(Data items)
================================
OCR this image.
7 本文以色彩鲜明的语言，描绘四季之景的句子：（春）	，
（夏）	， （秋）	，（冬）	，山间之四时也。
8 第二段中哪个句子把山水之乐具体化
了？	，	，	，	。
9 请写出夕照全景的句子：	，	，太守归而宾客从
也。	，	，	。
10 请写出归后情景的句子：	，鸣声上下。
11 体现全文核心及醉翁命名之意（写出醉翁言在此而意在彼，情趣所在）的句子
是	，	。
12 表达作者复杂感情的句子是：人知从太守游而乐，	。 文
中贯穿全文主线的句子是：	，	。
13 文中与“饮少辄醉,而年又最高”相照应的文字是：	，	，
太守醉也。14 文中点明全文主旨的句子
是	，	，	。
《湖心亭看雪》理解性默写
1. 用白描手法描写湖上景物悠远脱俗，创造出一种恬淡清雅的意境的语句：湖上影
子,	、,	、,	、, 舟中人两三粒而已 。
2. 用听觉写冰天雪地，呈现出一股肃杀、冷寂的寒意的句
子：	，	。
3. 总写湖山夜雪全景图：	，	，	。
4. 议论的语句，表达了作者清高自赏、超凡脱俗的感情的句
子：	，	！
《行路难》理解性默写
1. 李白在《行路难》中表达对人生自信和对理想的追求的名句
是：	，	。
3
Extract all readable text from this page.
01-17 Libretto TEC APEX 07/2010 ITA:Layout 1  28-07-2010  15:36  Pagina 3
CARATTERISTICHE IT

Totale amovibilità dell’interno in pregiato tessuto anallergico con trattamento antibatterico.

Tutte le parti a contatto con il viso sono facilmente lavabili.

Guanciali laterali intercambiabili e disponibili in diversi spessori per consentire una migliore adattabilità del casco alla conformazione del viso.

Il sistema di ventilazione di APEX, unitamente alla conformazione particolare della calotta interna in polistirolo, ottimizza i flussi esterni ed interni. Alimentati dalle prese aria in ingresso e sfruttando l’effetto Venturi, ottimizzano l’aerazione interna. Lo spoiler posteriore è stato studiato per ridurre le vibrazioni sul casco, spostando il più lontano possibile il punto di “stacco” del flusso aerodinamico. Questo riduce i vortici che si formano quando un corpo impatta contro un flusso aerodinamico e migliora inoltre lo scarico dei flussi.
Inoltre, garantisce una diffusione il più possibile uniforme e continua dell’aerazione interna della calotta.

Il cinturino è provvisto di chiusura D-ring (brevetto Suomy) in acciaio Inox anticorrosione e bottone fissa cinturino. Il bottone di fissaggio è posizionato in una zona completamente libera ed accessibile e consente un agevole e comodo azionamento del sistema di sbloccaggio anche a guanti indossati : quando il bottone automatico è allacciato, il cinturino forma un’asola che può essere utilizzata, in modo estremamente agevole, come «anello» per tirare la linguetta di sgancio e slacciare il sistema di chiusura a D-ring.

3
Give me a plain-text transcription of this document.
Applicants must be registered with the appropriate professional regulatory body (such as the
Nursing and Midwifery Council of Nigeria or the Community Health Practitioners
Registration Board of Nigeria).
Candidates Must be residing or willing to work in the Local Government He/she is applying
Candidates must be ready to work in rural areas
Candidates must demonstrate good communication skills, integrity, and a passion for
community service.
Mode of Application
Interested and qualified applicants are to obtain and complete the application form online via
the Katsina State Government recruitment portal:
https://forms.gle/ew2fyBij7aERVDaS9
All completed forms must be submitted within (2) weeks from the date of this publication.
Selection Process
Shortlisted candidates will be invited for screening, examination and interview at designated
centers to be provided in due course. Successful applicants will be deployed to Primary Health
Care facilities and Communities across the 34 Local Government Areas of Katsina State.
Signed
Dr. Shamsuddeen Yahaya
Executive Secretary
================================
Write out every entry again, keeping each line exactly the same.

## The result
OCR this image.
7 本文以色彩鲜明的语言，描绘四季之景的句子：（春）	，
（夏）	， （秋）	，（冬）	，山间之四时也。
8 第二段中哪个句子把山水之乐具体化
了？	，	，	，	。
9 请写出夕照全景的句子：	，	，太守归而宾客从
也。	，	，	。
10 请写出归后情景的句子：	，鸣声上下。
11 体现全文核心及醉翁命名之意（写出醉翁言在此而意在彼，情趣所在）的句子
是	，	。
12 表达作者复杂感情的句子是：人知从太守游而乐，	。 文
中贯穿全文主线的句子是：	，	。
13 文中与“饮少辄醉,而年又最高”相照应的文字是：	，	，
太守醉也。14 文中点明全文主旨的句子
是	，	，	。
《湖心亭看雪》理解性默写
1. 用白描手法描写湖上景物悠远脱俗，创造出一种恬淡清雅的意境的语句：湖上影
子,	、,	、,	、, 舟中人两三粒而已 。
2. 用听觉写冰天雪地，呈现出一股肃杀、冷寂的寒意的句
子：	，	。
3. 总写湖山夜雪全景图：	，	，	。
4. 议论的语句，表达了作者清高自赏、超凡脱俗的感情的句
子：	，	！
《行路难》理解性默写
1. 李白在《行路难》中表达对人生自信和对理想的追求的名句
是：	，	。
3
Extract all readable text from this page.
01-17 Libretto TEC APEX 07/2010 ITA:Layout 1  28-07-2010  15:36  Pagina 3
CARATTERISTICHE IT

Totale amovibilità dell’interno in pregiato tessuto anallergico con trattamento antibatterico.

Tutte le parti a contatto con il viso sono facilmente lavabili.

Guanciali laterali intercambiabili e disponibili in diversi spessori per consentire una migliore adattabilità del casco alla conformazione del viso.

Il sistema di ventilazione di APEX, unitamente alla conformazione particolare della calotta interna in polistirolo, ottimizza i flussi esterni ed interni. Alimentati dalle prese aria in ingresso e sfruttando l’effetto Venturi, ottimizzano l’aerazione interna. Lo spoiler posteriore è stato studiato per ridurre le vibrazioni sul casco, spostando il più lontano possibile il punto di “stacco” del flusso aerodinamico. Questo riduce i vortici che si formano quando un corpo impatta contro un flusso aerodinamico e migliora inoltre lo scarico dei flussi.
Inoltre, garantisce una diffusione il più possibile uniforme e continua dell’aerazione interna della calotta.

Il cinturino è provvisto di chiusura D-ring (brevetto Suomy) in acciaio Inox anticorrosione e bottone fissa cinturino. Il bottone di fissaggio è posizionato in una zona completamente libera ed accessibile e consente un agevole e comodo azionamento del sistema di sbloccaggio anche a guanti indossati : quando il bottone automatico è allacciato, il cinturino forma un’asola che può essere utilizzata, in modo estremamente agevole, come «anello» per tirare la linguetta di sgancio e slacciare il sistema di chiusura a D-ring.

3
Give me a plain-text transcription of this document.
Applicants must be registered with the appropriate professional regulatory body (such as the
Nursing and Midwifery Council of Nigeria or the Community Health Practitioners
Registration Board of Nigeria).
Candidates Must be residing or willing to work in the Local Government He/she is applying
Candidates must be ready to work in rural areas
Candidates must demonstrate good communication skills, integrity, and a passion for
community service.
Mode of Application
Interested and qualified applicants are to obtain and complete the application form online via
the Katsina State Government recruitment portal:
https://forms.gle/ew2fyBij7aERVDaS9
All completed forms must be submitted within (2) weeks from the date of this publication.
Selection Process
Shortlisted candidates will be invited for screening, examination and interview at designated
centers to be provided in due course. Successful applicants will be deployed to Primary Health
Care facilities and Communities across the 34 Local Government Areas of Katsina State.
Signed
Dr. Shamsuddeen Yahaya
Executive Secretary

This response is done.